— What you will do —
Write out the whole listing, matching it exactly.

— Information given —
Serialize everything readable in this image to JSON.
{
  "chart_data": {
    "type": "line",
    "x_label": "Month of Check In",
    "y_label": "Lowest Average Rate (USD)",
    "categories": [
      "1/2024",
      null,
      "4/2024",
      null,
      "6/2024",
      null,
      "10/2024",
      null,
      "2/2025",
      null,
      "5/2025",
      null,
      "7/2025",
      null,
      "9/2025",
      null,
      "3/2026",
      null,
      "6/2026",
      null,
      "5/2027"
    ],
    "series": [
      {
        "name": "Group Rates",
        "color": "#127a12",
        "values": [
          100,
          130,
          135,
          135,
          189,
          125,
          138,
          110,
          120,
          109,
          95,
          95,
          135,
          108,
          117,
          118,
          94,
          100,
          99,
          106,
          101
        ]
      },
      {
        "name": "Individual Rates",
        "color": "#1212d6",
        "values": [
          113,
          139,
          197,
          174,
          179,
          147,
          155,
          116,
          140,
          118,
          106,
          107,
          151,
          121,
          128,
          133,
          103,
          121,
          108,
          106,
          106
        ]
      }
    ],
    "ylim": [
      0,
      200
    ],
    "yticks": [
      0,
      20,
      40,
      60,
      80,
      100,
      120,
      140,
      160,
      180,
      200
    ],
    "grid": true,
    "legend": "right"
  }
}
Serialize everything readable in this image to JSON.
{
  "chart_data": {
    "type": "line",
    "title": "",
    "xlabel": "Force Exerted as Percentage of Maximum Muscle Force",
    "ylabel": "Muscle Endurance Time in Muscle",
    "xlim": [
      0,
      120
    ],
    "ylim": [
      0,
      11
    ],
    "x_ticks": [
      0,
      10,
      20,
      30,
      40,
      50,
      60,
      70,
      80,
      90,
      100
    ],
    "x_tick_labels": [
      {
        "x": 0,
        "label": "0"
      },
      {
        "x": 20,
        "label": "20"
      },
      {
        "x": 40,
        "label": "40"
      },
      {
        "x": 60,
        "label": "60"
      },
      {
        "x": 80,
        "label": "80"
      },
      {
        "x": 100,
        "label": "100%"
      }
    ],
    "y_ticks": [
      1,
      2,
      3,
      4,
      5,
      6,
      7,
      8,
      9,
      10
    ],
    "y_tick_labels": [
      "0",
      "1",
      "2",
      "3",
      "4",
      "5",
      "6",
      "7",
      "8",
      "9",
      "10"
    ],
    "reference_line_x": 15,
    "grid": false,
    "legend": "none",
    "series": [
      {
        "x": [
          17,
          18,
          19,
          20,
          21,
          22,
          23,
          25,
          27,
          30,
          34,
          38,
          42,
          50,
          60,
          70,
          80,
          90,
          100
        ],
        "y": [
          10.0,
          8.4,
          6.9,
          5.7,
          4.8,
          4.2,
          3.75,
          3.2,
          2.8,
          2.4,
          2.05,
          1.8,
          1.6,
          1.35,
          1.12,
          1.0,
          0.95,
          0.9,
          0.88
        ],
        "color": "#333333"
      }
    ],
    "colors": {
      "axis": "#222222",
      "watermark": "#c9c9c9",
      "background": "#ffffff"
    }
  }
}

— Result below —
Serialize everything readable in this image to JSON.
{
  "chart_data": {
    "type": "line",
    "x_label": "Month of Check In",
    "y_label": "Lowest Average Rate (USD)",
    "categories": [
      "1/2024",
      null,
      "4/2024",
      null,
      "6/2024",
      null,
      "10/2024",
      null,
      "2/2025",
      null,
      "5/2025",
      null,
      "7/2025",
      null,
      "9/2025",
      null,
      "3/2026",
      null,
      "6/2026",
      null,
      "5/2027"
    ],
    "series": [
      {
        "name": "Group Rates",
        "color": "#127a12",
        "values": [
          100,
          130,
          135,
          135,
          189,
          125,
          138,
          110,
          120,
          109,
          95,
          95,
          135,
          108,
          117,
          118,
          94,
          100,
          99,
          106,
          101
        ]
      },
      {
        "name": "Individual Rates",
        "color": "#1212d6",
        "values": [
          113,
          139,
          197,
          174,
          179,
          147,
          155,
          116,
          140,
          118,
          106,
          107,
          151,
          121,
          128,
          133,
          103,
          121,
          108,
          106,
          106
        ]
      }
    ],
    "ylim": [
      0,
      200
    ],
    "yticks": [
      0,
      20,
      40,
      60,
      80,
      100,
      120,
      140,
      160,
      180,
      200
    ],
    "grid": true,
    "legend": "right"
  }
}
Serialize everything readable in this image to JSON.
{
  "chart_data": {
    "type": "line",
    "title": "",
    "xlabel": "Force Exerted as Percentage of Maximum Muscle Force",
    "ylabel": "Muscle Endurance Time in Muscle",
    "xlim": [
      0,
      120
    ],
    "ylim": [
      0,
      11
    ],
    "x_ticks": [
      0,
      10,
      20,
      30,
      40,
      50,
      60,
      70,
      80,
      90,
      100
    ],
    "x_tick_labels": [
      {
        "x": 0,
        "label": "0"
      },
      {
        "x": 20,
        "label": "20"
      },
      {
        "x": 40,
        "label": "40"
      },
      {
        "x": 60,
        "label": "60"
      },
      {
        "x": 80,
        "label": "80"
      },
      {
        "x": 100,
        "label": "100%"
      }
    ],
    "y_ticks": [
      1,
      2,
      3,
      4,
      5,
      6,
      7,
      8,
      9,
      10
    ],
    "y_tick_labels": [
      "0",
      "1",
      "2",
      "3",
      "4",
      "5",
      "6",
      "7",
      "8",
      "9",
      "10"
    ],
    "reference_line_x": 15,
    "grid": false,
    "legend": "none",
    "series": [
      {
        "x": [
          17,
          18,
          19,
          20,
          21,
          22,
          23,
          25,
          27,
          30,
          34,
          38,
          42,
          50,
          60,
          70,
          80,
          90,
          100
        ],
        "y": [
          10.0,
          8.4,
          6.9,
          5.7,
          4.8,
          4.2,
          3.75,
          3.2,
          2.8,
          2.4,
          2.05,
          1.8,
          1.6,
          1.35,
          1.12,
          1.0,
          0.95,
          0.9,
          0.88
        ],
        "color": "#333333"
      }
    ],
    "colors": {
      "axis": "#222222",
      "watermark": "#c9c9c9",
      "background": "#ffffff"
    }
  }
}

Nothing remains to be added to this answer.